▸ TASK DETAILS
In the records below, find each line with the word "네덜란드" and copy it.

=== INFORMATION SHOWN ===

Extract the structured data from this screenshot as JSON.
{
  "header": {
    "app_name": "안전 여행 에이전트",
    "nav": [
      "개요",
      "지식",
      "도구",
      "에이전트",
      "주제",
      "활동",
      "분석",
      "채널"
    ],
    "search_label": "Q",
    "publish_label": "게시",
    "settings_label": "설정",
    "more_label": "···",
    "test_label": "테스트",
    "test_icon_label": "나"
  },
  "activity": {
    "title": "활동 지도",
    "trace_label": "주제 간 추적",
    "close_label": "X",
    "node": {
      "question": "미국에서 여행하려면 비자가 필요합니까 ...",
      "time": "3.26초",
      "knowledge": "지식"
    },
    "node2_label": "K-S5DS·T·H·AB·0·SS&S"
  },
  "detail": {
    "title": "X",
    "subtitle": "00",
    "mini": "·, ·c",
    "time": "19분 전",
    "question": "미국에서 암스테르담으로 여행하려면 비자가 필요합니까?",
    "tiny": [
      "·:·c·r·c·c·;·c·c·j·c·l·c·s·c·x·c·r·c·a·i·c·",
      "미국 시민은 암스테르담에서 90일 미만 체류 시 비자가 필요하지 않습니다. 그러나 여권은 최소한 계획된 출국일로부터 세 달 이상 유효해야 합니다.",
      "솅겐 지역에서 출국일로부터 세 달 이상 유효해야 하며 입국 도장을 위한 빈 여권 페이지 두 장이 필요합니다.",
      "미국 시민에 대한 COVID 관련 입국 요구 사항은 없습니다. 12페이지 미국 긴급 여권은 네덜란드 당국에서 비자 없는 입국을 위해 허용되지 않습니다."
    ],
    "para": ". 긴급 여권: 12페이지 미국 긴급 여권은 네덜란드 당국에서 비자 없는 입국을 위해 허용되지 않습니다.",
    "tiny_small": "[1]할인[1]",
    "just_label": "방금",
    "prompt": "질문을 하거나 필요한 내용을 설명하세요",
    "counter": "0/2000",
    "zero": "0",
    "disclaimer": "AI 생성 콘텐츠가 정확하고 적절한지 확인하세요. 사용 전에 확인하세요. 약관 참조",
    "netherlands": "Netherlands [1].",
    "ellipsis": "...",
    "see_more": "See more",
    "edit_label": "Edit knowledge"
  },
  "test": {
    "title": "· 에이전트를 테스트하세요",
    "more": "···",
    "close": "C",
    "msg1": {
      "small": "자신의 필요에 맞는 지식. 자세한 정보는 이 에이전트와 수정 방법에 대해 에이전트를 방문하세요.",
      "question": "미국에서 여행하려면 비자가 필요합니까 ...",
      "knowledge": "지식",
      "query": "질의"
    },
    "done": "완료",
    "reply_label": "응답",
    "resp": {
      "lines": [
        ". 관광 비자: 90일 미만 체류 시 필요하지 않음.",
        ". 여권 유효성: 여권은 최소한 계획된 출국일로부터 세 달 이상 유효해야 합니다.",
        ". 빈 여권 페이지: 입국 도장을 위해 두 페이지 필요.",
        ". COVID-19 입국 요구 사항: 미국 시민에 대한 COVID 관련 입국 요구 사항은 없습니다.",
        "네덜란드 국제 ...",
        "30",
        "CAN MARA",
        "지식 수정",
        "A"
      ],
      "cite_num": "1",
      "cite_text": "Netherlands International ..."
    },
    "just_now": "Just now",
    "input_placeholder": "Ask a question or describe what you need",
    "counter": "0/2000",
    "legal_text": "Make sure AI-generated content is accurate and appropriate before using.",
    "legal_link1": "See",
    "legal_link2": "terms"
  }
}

===

▸ SOLUTION TO THIS PROBLEM
      "미국 시민에 대한 COVID 관련 입국 요구 사항은 없습니다. 12페이지 미국 긴급 여권은 네덜란드 당국에서 비자 없는 입국을 위해 허용되지 않습니다."
    "para": ". 긴급 여권: 12페이지 미국 긴급 여권은 네덜란드 당국에서 비자 없는 입국을 위해 허용되지 않습니다.",
        "네덜란드 국제 ...",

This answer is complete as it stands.